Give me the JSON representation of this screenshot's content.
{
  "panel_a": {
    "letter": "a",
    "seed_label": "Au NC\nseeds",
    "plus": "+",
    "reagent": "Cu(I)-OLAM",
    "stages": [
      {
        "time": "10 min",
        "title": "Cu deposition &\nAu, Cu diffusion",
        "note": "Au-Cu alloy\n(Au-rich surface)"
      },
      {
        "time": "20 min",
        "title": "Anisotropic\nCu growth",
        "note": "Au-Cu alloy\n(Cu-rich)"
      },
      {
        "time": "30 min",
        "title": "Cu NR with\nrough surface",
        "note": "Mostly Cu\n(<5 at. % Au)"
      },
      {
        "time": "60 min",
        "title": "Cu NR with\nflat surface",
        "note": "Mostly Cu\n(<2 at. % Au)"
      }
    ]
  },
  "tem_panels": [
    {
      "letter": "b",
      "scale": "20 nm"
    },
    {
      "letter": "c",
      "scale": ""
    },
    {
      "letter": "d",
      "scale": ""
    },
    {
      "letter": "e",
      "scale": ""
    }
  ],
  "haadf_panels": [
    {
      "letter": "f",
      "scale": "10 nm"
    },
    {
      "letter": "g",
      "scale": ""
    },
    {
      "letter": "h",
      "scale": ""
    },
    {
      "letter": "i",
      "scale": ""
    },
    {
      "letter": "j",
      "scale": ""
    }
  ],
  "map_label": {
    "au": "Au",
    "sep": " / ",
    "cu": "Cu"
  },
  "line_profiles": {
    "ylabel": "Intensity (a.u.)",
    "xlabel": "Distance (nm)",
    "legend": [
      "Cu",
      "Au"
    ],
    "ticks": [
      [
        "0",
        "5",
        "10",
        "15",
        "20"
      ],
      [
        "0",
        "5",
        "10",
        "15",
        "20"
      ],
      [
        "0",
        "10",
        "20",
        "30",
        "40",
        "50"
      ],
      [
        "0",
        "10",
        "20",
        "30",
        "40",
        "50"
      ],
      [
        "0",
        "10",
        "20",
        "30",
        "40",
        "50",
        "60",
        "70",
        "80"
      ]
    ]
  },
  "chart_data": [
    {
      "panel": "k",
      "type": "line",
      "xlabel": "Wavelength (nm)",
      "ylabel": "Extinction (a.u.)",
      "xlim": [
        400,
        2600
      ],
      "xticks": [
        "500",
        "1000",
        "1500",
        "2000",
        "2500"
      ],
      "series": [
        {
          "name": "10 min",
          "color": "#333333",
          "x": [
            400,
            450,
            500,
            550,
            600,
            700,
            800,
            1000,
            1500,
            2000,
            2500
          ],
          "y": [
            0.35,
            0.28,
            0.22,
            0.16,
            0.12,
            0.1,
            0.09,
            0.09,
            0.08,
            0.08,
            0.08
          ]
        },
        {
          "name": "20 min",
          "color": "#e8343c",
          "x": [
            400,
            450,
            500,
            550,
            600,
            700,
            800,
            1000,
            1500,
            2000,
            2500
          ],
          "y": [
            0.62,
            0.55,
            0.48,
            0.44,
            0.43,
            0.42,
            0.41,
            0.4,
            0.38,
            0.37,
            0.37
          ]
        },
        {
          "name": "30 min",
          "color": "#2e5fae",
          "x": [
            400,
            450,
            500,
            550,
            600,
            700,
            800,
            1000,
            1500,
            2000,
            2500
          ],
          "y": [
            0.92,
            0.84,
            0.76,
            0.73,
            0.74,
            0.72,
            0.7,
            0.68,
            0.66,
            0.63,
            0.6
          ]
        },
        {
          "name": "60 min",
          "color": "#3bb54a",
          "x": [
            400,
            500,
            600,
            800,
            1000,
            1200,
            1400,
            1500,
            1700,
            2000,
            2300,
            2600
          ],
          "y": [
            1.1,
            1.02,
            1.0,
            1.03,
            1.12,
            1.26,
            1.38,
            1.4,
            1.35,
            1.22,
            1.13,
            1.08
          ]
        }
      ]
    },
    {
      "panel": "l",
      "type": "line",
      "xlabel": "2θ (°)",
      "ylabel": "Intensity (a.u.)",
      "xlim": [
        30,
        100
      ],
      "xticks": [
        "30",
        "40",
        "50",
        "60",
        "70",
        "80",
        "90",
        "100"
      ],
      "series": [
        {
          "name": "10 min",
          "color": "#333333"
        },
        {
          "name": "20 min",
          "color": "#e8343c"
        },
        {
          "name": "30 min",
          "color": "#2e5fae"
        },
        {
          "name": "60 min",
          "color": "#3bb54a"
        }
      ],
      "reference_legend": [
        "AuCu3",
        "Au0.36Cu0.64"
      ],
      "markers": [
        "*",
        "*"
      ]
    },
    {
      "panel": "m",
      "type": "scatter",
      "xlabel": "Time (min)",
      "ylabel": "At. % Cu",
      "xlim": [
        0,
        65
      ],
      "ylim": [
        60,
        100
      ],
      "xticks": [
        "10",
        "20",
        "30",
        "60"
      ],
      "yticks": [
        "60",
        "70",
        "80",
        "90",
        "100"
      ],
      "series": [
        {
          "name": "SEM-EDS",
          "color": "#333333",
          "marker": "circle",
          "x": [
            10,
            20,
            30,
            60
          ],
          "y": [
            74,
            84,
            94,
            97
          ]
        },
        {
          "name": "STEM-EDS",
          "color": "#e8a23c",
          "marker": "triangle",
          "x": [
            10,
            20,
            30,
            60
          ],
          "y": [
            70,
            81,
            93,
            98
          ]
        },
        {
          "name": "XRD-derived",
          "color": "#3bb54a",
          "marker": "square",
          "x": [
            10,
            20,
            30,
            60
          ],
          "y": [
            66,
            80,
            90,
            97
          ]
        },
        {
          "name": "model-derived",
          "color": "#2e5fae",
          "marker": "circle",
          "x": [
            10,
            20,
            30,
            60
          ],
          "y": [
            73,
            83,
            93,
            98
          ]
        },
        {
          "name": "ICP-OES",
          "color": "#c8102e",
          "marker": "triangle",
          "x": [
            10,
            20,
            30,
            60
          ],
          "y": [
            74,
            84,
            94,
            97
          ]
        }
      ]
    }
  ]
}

************

### EXERCISE AIM
Using the data above, repeat every line exactly.

### EXERCISE SOLUTION
Give me the JSON representation of this screenshot's content.
{
  "panel_a": {
    "letter": "a",
    "seed_label": "Au NC\nseeds",
    "plus": "+",
    "reagent": "Cu(I)-OLAM",
    "stages": [
      {
        "time": "10 min",
        "title": "Cu deposition &\nAu, Cu diffusion",
        "note": "Au-Cu alloy\n(Au-rich surface)"
      },
      {
        "time": "20 min",
        "title": "Anisotropic\nCu growth",
        "note": "Au-Cu alloy\n(Cu-rich)"
      },
      {
        "time": "30 min",
        "title": "Cu NR with\nrough surface",
        "note": "Mostly Cu\n(<5 at. % Au)"
      },
      {
        "time": "60 min",
        "title": "Cu NR with\nflat surface",
        "note": "Mostly Cu\n(<2 at. % Au)"
      }
    ]
  },
  "tem_panels": [
    {
      "letter": "b",
      "scale": "20 nm"
    },
    {
      "letter": "c",
      "scale": ""
    },
    {
      "letter": "d",
      "scale": ""
    },
    {
      "letter": "e",
      "scale": ""
    }
  ],
  "haadf_panels": [
    {
      "letter": "f",
      "scale": "10 nm"
    },
    {
      "letter": "g",
      "scale": ""
    },
    {
      "letter": "h",
      "scale": ""
    },
    {
      "letter": "i",
      "scale": ""
    },
    {
      "letter": "j",
      "scale": ""
    }
  ],
  "map_label": {
    "au": "Au",
    "sep": " / ",
    "cu": "Cu"
  },
  "line_profiles": {
    "ylabel": "Intensity (a.u.)",
    "xlabel": "Distance (nm)",
    "legend": [
      "Cu",
      "Au"
    ],
    "ticks": [
      [
        "0",
        "5",
        "10",
        "15",
        "20"
      ],
      [
        "0",
        "5",
        "10",
        "15",
        "20"
      ],
      [
        "0",
        "10",
        "20",
        "30",
        "40",
        "50"
      ],
      [
        "0",
        "10",
        "20",
        "30",
        "40",
        "50"
      ],
      [
        "0",
        "10",
        "20",
        "30",
        "40",
        "50",
        "60",
        "70",
        "80"
      ]
    ]
  },
  "chart_data": [
    {
      "panel": "k",
      "type": "line",
      "xlabel": "Wavelength (nm)",
      "ylabel": "Extinction (a.u.)",
      "xlim": [
        400,
        2600
      ],
      "xticks": [
        "500",
        "1000",
        "1500",
        "2000",
        "2500"
      ],
      "series": [
        {
          "name": "10 min",
          "color": "#333333",
          "x": [
            400,
            450,
            500,
            550,
            600,
            700,
            800,
            1000,
            1500,
            2000,
            2500
          ],
          "y": [
            0.35,
            0.28,
            0.22,
            0.16,
            0.12,
            0.1,
            0.09,
            0.09,
            0.08,
            0.08,
            0.08
          ]
        },
        {
          "name": "20 min",
          "color": "#e8343c",
          "x": [
            400,
            450,
            500,
            550,
            600,
            700,
            800,
            1000,
            1500,
            2000,
            2500
          ],
          "y": [
            0.62,
            0.55,
            0.48,
            0.44,
            0.43,
            0.42,
            0.41,
            0.4,
            0.38,
            0.37,
            0.37
          ]
        },
        {
          "name": "30 min",
          "color": "#2e5fae",
          "x": [
            400,
            450,
            500,
            550,
            600,
            700,
            800,
            1000,
            1500,
            2000,
            2500
          ],
          "y": [
            0.92,
            0.84,
            0.76,
            0.73,
            0.74,
            0.72,
            0.7,
            0.68,
            0.66,
            0.63,
            0.6
          ]
        },
        {
          "name": "60 min",
          "color": "#3bb54a",
          "x": [
            400,
            500,
            600,
            800,
            1000,
            1200,
            1400,
            1500,
            1700,
            2000,
            2300,
            2600
          ],
          "y": [
            1.1,
            1.02,
            1.0,
            1.03,
            1.12,
            1.26,
            1.38,
            1.4,
            1.35,
            1.22,
            1.13,
            1.08
          ]
        }
      ]
    },
    {
      "panel": "l",
      "type": "line",
      "xlabel": "2θ (°)",
      "ylabel": "Intensity (a.u.)",
      "xlim": [
        30,
        100
      ],
      "xticks": [
        "30",
        "40",
        "50",
        "60",
        "70",
        "80",
        "90",
        "100"
      ],
      "series": [
        {
          "name": "10 min",
          "color": "#333333"
        },
        {
          "name": "20 min",
          "color": "#e8343c"
        },
        {
          "name": "30 min",
          "color": "#2e5fae"
        },
        {
          "name": "60 min",
          "color": "#3bb54a"
        }
      ],
      "reference_legend": [
        "AuCu3",
        "Au0.36Cu0.64"
      ],
      "markers": [
        "*",
        "*"
      ]
    },
    {
      "panel": "m",
      "type": "scatter",
      "xlabel": "Time (min)",
      "ylabel": "At. % Cu",
      "xlim": [
        0,
        65
      ],
      "ylim": [
        60,
        100
      ],
      "xticks": [
        "10",
        "20",
        "30",
        "60"
      ],
      "yticks": [
        "60",
        "70",
        "80",
        "90",
        "100"
      ],
      "series": [
        {
          "name": "SEM-EDS",
          "color": "#333333",
          "marker": "circle",
          "x": [
            10,
            20,
            30,
            60
          ],
          "y": [
            74,
            84,
            94,
            97
          ]
        },
        {
          "name": "STEM-EDS",
          "color": "#e8a23c",
          "marker": "triangle",
          "x": [
            10,
            20,
            30,
            60
          ],
          "y": [
            70,
            81,
            93,
            98
          ]
        },
        {
          "name": "XRD-derived",
          "color": "#3bb54a",
          "marker": "square",
          "x": [
            10,
            20,
            30,
            60
          ],
          "y": [
            66,
            80,
            90,
            97
          ]
        },
        {
          "name": "model-derived",
          "color": "#2e5fae",
          "marker": "circle",
          "x": [
            10,
            20,
            30,
            60
          ],
          "y": [
            73,
            83,
            93,
            98
          ]
        },
        {
          "name": "ICP-OES",
          "color": "#c8102e",
          "marker": "triangle",
          "x": [
            10,
            20,
            30,
            60
          ],
          "y": [
            74,
            84,
            94,
            97
          ]
        }
      ]
    }
  ]
}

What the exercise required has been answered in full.